- [Material supplied]
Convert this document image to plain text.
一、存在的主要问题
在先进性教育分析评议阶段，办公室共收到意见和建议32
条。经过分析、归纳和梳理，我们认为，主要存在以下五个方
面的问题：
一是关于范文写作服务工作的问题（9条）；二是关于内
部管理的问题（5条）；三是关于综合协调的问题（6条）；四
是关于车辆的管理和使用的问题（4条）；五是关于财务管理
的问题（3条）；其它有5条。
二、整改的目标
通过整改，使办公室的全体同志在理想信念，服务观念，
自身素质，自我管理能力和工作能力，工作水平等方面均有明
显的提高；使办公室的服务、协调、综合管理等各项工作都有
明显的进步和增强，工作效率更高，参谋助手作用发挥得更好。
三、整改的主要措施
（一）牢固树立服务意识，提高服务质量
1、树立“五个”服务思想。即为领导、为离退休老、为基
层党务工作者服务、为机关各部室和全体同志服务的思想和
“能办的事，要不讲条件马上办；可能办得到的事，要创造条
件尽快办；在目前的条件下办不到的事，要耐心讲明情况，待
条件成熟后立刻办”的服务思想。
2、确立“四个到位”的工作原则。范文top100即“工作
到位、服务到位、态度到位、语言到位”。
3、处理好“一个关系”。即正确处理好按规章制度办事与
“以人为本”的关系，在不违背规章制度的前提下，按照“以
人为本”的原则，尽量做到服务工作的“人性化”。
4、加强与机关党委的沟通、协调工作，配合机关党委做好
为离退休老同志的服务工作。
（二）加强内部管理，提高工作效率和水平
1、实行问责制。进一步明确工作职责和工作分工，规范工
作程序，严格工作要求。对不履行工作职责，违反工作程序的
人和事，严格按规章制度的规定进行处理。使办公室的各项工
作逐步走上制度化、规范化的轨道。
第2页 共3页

- [Instructions to follow]
Write out the complete set of records exactly as given.

- [Full output]
Convert this document image to plain text.
一、存在的主要问题
在先进性教育分析评议阶段，办公室共收到意见和建议32
条。经过分析、归纳和梳理，我们认为，主要存在以下五个方
面的问题：
一是关于范文写作服务工作的问题（9条）；二是关于内
部管理的问题（5条）；三是关于综合协调的问题（6条）；四
是关于车辆的管理和使用的问题（4条）；五是关于财务管理
的问题（3条）；其它有5条。
二、整改的目标
通过整改，使办公室的全体同志在理想信念，服务观念，
自身素质，自我管理能力和工作能力，工作水平等方面均有明
显的提高；使办公室的服务、协调、综合管理等各项工作都有
明显的进步和增强，工作效率更高，参谋助手作用发挥得更好。
三、整改的主要措施
（一）牢固树立服务意识，提高服务质量
1、树立“五个”服务思想。即为领导、为离退休老、为基
层党务工作者服务、为机关各部室和全体同志服务的思想和
“能办的事，要不讲条件马上办；可能办得到的事，要创造条
件尽快办；在目前的条件下办不到的事，要耐心讲明情况，待
条件成熟后立刻办”的服务思想。
2、确立“四个到位”的工作原则。范文top100即“工作
到位、服务到位、态度到位、语言到位”。
3、处理好“一个关系”。即正确处理好按规章制度办事与
“以人为本”的关系，在不违背规章制度的前提下，按照“以
人为本”的原则，尽量做到服务工作的“人性化”。
4、加强与机关党委的沟通、协调工作，配合机关党委做好
为离退休老同志的服务工作。
（二）加强内部管理，提高工作效率和水平
1、实行问责制。进一步明确工作职责和工作分工，规范工
作程序，严格工作要求。对不履行工作职责，违反工作程序的
人和事，严格按规章制度的规定进行处理。使办公室的各项工
作逐步走上制度化、规范化的轨道。
第2页 共3页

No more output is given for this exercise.